[Items from a figure collection]

##############################

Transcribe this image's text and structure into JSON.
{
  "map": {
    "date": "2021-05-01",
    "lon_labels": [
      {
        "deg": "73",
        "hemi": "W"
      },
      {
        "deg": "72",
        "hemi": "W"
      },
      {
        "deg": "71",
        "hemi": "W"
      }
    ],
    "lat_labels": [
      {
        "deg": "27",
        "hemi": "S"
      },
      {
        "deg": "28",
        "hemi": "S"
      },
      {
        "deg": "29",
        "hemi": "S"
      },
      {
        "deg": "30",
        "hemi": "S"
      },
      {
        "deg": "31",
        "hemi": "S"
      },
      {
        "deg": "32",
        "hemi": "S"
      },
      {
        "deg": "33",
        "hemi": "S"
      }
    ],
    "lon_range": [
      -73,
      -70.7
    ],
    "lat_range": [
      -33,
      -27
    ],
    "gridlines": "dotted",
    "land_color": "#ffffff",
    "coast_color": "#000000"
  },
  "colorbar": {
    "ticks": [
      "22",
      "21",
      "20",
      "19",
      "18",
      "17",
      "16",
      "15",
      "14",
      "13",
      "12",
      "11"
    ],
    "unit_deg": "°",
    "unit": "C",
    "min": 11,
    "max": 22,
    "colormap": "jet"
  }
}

##############################

§ Problem details
Every entry needs to be retyped exactly.

§ Solved exercise
Transcribe this image's text and structure into JSON.
{
  "map": {
    "date": "2021-05-01",
    "lon_labels": [
      {
        "deg": "73",
        "hemi": "W"
      },
      {
        "deg": "72",
        "hemi": "W"
      },
      {
        "deg": "71",
        "hemi": "W"
      }
    ],
    "lat_labels": [
      {
        "deg": "27",
        "hemi": "S"
      },
      {
        "deg": "28",
        "hemi": "S"
      },
      {
        "deg": "29",
        "hemi": "S"
      },
      {
        "deg": "30",
        "hemi": "S"
      },
      {
        "deg": "31",
        "hemi": "S"
      },
      {
        "deg": "32",
        "hemi": "S"
      },
      {
        "deg": "33",
        "hemi": "S"
      }
    ],
    "lon_range": [
      -73,
      -70.7
    ],
    "lat_range": [
      -33,
      -27
    ],
    "gridlines": "dotted",
    "land_color": "#ffffff",
    "coast_color": "#000000"
  },
  "colorbar": {
    "ticks": [
      "22",
      "21",
      "20",
      "19",
      "18",
      "17",
      "16",
      "15",
      "14",
      "13",
      "12",
      "11"
    ],
    "unit_deg": "°",
    "unit": "C",
    "min": 11,
    "max": 22,
    "colormap": "jet"
  }
}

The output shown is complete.